Brano da leggere:
━━━━
E invece il taglio riduce la rappresentanza nel senso che si allargheranno a dismisura i collegi elettorali e, di conseguenza, ci saranno piccole regioni in cui molti partiti non saranno rappresentati, si ridurrà il pluralismo e, a causa dei territori più vasti, aumenteranno i costi delle campagne elettorali e soltanto chi potrà sostenerli sarà più facilmente eletto. Detto ciò, penso anche che le istituzioni rappresentative debbano sempre più aprirsi, in modo integrato e intelligente, a forme di ascolto e di coinvolgimento dei cittadini alla elaborazione di proposte e di norme. In sostanza dobbiamo considerare che le forme di partecipazione si allargano e si potenziano con nuovi sistemi da non trascurare, e rappresentanti e rappresentati non possono lavorare su due campi diversi, come se fossero alternativi e contrapposti. Questo fa il male della democrazia. È da un ponderato mix (difficile da elaborare una volta per tutte e sempre in continuo necessario aggiornamento) che nasce una buona democrazia. Ma squalificando l’uno o deprimendo l’altro soggetto (parlamento, cittadinanza elettorale e partecipante) non si va da nessuna parte.

In che modo la riforma si lega alle iniziative dei governi precedenti? Cosa pensa del dibattito che l’ha preceduta e accompagnata?

Formigoni: Certo, questa riforma ha un imprinting specifico, che è la protesta pentastellata anti-casta. Può piacere o meno. A me la forma di questa protesta piace molto poco: non credo affatto alle loro assurde forzature sull’“uno vale uno” o sul fantasma di democrazia diretta da sostituire alla rappresentanza. Ma penso che le origini e il contesto possano essere separate dal merito delle cose. Può anche essere segnalato l’opportunismo del passaggio del Pd in Parlamento dall’opposizione all’approvazione, quando è cambiato il quadro politico. Ma anche in questo caso, è comprensibile che le ragioni del nuovo accordo di governo del 2019 fossero sostanziali.
━━━━
(Una serie di voci)
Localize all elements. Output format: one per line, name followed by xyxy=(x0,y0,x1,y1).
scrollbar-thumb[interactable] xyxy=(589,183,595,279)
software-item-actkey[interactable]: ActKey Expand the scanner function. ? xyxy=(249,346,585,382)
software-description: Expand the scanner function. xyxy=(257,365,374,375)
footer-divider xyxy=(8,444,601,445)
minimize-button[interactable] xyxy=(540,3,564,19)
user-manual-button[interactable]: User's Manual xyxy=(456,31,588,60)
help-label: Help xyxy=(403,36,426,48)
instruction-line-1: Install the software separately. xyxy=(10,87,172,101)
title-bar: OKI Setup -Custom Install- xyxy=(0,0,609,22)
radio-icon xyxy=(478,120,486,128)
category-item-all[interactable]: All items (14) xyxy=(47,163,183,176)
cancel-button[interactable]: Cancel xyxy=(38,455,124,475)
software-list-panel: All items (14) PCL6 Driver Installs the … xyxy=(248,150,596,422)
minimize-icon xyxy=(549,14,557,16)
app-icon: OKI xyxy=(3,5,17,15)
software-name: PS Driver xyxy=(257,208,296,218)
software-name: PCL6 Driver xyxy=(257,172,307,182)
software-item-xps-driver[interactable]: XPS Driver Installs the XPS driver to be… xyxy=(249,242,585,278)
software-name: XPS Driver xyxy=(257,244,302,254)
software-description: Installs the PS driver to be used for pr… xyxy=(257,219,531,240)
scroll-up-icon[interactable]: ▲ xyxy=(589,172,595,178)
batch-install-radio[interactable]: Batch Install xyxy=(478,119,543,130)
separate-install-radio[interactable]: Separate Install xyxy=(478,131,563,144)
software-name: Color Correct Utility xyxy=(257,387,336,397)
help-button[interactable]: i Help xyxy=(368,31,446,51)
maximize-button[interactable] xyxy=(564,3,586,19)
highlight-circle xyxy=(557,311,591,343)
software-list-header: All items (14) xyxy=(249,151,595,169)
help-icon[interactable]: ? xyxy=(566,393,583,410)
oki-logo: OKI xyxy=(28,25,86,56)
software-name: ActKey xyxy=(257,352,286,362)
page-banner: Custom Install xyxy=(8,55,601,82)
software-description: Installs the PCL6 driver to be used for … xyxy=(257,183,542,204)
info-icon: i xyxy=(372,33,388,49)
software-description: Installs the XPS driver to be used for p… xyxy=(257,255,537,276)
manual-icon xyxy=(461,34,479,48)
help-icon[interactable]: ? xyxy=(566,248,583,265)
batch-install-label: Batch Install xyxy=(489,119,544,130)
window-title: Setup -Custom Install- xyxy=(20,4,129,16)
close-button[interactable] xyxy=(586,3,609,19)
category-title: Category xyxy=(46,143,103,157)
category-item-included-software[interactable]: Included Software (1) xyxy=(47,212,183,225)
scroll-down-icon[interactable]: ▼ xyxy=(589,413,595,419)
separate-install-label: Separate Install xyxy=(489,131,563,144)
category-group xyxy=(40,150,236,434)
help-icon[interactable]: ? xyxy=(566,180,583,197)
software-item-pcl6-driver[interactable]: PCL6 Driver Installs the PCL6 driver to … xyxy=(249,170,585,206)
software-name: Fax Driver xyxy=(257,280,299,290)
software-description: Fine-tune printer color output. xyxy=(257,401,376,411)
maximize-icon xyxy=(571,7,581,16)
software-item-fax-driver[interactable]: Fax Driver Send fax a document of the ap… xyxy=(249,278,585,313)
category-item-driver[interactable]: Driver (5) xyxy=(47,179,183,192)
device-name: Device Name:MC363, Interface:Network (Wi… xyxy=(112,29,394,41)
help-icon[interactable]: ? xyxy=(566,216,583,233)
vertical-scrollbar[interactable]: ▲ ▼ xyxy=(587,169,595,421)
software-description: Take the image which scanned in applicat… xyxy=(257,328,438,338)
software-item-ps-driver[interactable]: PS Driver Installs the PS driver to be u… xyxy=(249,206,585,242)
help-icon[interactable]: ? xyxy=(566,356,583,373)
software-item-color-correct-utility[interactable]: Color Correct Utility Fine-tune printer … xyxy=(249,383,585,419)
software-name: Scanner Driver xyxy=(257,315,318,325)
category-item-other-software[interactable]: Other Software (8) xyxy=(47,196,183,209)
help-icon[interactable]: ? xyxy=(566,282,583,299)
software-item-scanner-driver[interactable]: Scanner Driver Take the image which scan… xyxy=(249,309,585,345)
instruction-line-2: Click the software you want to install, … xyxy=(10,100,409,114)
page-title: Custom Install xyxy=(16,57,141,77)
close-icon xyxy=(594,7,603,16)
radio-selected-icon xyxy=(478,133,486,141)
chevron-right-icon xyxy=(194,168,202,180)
━━━━
Consegna:
Rispondi a queste domande sul brano:
1. Secondo il brano, quali costi aumenteranno a causa dei territori più vasti?
2. Quale imprinting specifico attribuisce Formigoni alla riforma?
3. A quale anno risale il nuovo accordo di governo menzionato nel brano?

Esercizio svolto:
1. I costi delle campagne elettorali.
2. La protesta pentastellata anti-casta.
3. Al 2019.